**YOUR GOAL**: Retype all the entries word for word, but omit the pictures.

(Collected data entries)

START

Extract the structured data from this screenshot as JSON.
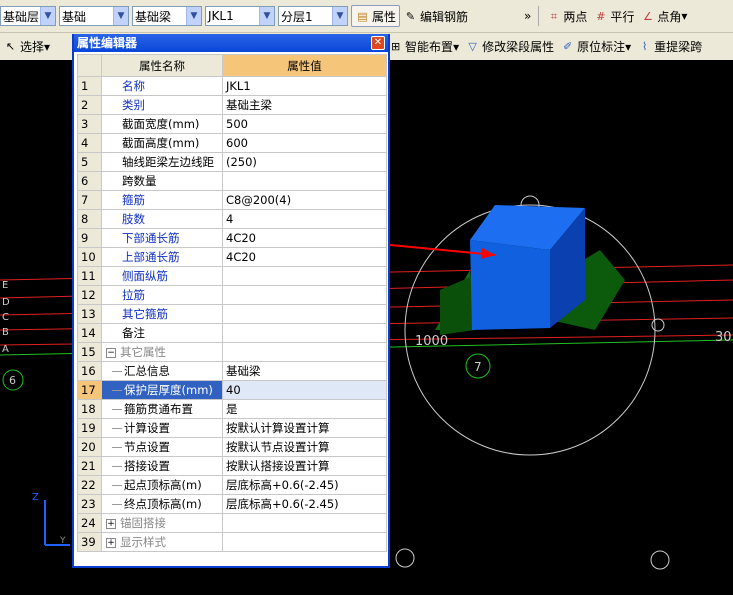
{
  "toolbar1": {
    "combos": [
      "基础层",
      "基础",
      "基础梁",
      "JKL1",
      "分层1"
    ],
    "property_btn": "属性",
    "edit_rebar_btn": "编辑钢筋",
    "more": "»",
    "two_point": "两点",
    "parallel": "平行",
    "point_angle": "点角"
  },
  "toolbar2": {
    "select": "选择",
    "smart_layout": "智能布置",
    "modify_span": "修改梁段属性",
    "in_situ": "原位标注",
    "re_extract": "重提梁跨"
  },
  "dialog": {
    "title": "属性编辑器",
    "col_name": "属性名称",
    "col_value": "属性值",
    "rows": [
      {
        "n": "1",
        "name": "名称",
        "value": "JKL1",
        "style": "blue"
      },
      {
        "n": "2",
        "name": "类别",
        "value": "基础主梁",
        "style": "blue"
      },
      {
        "n": "3",
        "name": "截面宽度(mm)",
        "value": "500",
        "style": ""
      },
      {
        "n": "4",
        "name": "截面高度(mm)",
        "value": "600",
        "style": ""
      },
      {
        "n": "5",
        "name": "轴线距梁左边线距",
        "value": "(250)",
        "style": ""
      },
      {
        "n": "6",
        "name": "跨数量",
        "value": "",
        "style": ""
      },
      {
        "n": "7",
        "name": "箍筋",
        "value": "C8@200(4)",
        "style": "blue"
      },
      {
        "n": "8",
        "name": "肢数",
        "value": "4",
        "style": "blue"
      },
      {
        "n": "9",
        "name": "下部通长筋",
        "value": "4C20",
        "style": "blue"
      },
      {
        "n": "10",
        "name": "上部通长筋",
        "value": "4C20",
        "style": "blue"
      },
      {
        "n": "11",
        "name": "侧面纵筋",
        "value": "",
        "style": "blue"
      },
      {
        "n": "12",
        "name": "拉筋",
        "value": "",
        "style": "blue"
      },
      {
        "n": "13",
        "name": "其它箍筋",
        "value": "",
        "style": "blue"
      },
      {
        "n": "14",
        "name": "备注",
        "value": "",
        "style": ""
      },
      {
        "n": "15",
        "name": "其它属性",
        "value": "",
        "style": "group-open"
      },
      {
        "n": "16",
        "name": "汇总信息",
        "value": "基础梁",
        "style": "child"
      },
      {
        "n": "17",
        "name": "保护层厚度(mm)",
        "value": "40",
        "style": "child sel"
      },
      {
        "n": "18",
        "name": "箍筋贯通布置",
        "value": "是",
        "style": "child"
      },
      {
        "n": "19",
        "name": "计算设置",
        "value": "按默认计算设置计算",
        "style": "child"
      },
      {
        "n": "20",
        "name": "节点设置",
        "value": "按默认节点设置计算",
        "style": "child"
      },
      {
        "n": "21",
        "name": "搭接设置",
        "value": "按默认搭接设置计算",
        "style": "child"
      },
      {
        "n": "22",
        "name": "起点顶标高(m)",
        "value": "层底标高+0.6(-2.45)",
        "style": "child"
      },
      {
        "n": "23",
        "name": "终点顶标高(m)",
        "value": "层底标高+0.6(-2.45)",
        "style": "child"
      },
      {
        "n": "24",
        "name": "锚固搭接",
        "value": "",
        "style": "group-closed"
      },
      {
        "n": "39",
        "name": "显示样式",
        "value": "",
        "style": "group-closed"
      }
    ]
  },
  "canvas": {
    "axis_letters": [
      "E",
      "D",
      "C",
      "B",
      "A"
    ],
    "axis_6": "6",
    "axis_7": "7",
    "dim_1000": "1000",
    "dim_30": "30",
    "z_label": "Z",
    "y_label": "Y"
  },
  "colors": {
    "annotation": "#ff0000",
    "beam": "#1060e0",
    "footing": "#106010"
  }
}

END

**RESPONSE**:
Extract the structured data from this screenshot as JSON.
{
  "toolbar1": {
    "combos": [
      "基础层",
      "基础",
      "基础梁",
      "JKL1",
      "分层1"
    ],
    "property_btn": "属性",
    "edit_rebar_btn": "编辑钢筋",
    "more": "»",
    "two_point": "两点",
    "parallel": "平行",
    "point_angle": "点角"
  },
  "toolbar2": {
    "select": "选择",
    "smart_layout": "智能布置",
    "modify_span": "修改梁段属性",
    "in_situ": "原位标注",
    "re_extract": "重提梁跨"
  },
  "dialog": {
    "title": "属性编辑器",
    "col_name": "属性名称",
    "col_value": "属性值",
    "rows": [
      {
        "n": "1",
        "name": "名称",
        "value": "JKL1",
        "style": "blue"
      },
      {
        "n": "2",
        "name": "类别",
        "value": "基础主梁",
        "style": "blue"
      },
      {
        "n": "3",
        "name": "截面宽度(mm)",
        "value": "500",
        "style": ""
      },
      {
        "n": "4",
        "name": "截面高度(mm)",
        "value": "600",
        "style": ""
      },
      {
        "n": "5",
        "name": "轴线距梁左边线距",
        "value": "(250)",
        "style": ""
      },
      {
        "n": "6",
        "name": "跨数量",
        "value": "",
        "style": ""
      },
      {
        "n": "7",
        "name": "箍筋",
        "value": "C8@200(4)",
        "style": "blue"
      },
      {
        "n": "8",
        "name": "肢数",
        "value": "4",
        "style": "blue"
      },
      {
        "n": "9",
        "name": "下部通长筋",
        "value": "4C20",
        "style": "blue"
      },
      {
        "n": "10",
        "name": "上部通长筋",
        "value": "4C20",
        "style": "blue"
      },
      {
        "n": "11",
        "name": "侧面纵筋",
        "value": "",
        "style": "blue"
      },
      {
        "n": "12",
        "name": "拉筋",
        "value": "",
        "style": "blue"
      },
      {
        "n": "13",
        "name": "其它箍筋",
        "value": "",
        "style": "blue"
      },
      {
        "n": "14",
        "name": "备注",
        "value": "",
        "style": ""
      },
      {
        "n": "15",
        "name": "其它属性",
        "value": "",
        "style": "group-open"
      },
      {
        "n": "16",
        "name": "汇总信息",
        "value": "基础梁",
        "style": "child"
      },
      {
        "n": "17",
        "name": "保护层厚度(mm)",
        "value": "40",
        "style": "child sel"
      },
      {
        "n": "18",
        "name": "箍筋贯通布置",
        "value": "是",
        "style": "child"
      },
      {
        "n": "19",
        "name": "计算设置",
        "value": "按默认计算设置计算",
        "style": "child"
      },
      {
        "n": "20",
        "name": "节点设置",
        "value": "按默认节点设置计算",
        "style": "child"
      },
      {
        "n": "21",
        "name": "搭接设置",
        "value": "按默认搭接设置计算",
        "style": "child"
      },
      {
        "n": "22",
        "name": "起点顶标高(m)",
        "value": "层底标高+0.6(-2.45)",
        "style": "child"
      },
      {
        "n": "23",
        "name": "终点顶标高(m)",
        "value": "层底标高+0.6(-2.45)",
        "style": "child"
      },
      {
        "n": "24",
        "name": "锚固搭接",
        "value": "",
        "style": "group-closed"
      },
      {
        "n": "39",
        "name": "显示样式",
        "value": "",
        "style": "group-closed"
      }
    ]
  },
  "canvas": {
    "axis_letters": [
      "E",
      "D",
      "C",
      "B",
      "A"
    ],
    "axis_6": "6",
    "axis_7": "7",
    "dim_1000": "1000",
    "dim_30": "30",
    "z_label": "Z",
    "y_label": "Y"
  },
  "colors": {
    "annotation": "#ff0000",
    "beam": "#1060e0",
    "footing": "#106010"
  }
}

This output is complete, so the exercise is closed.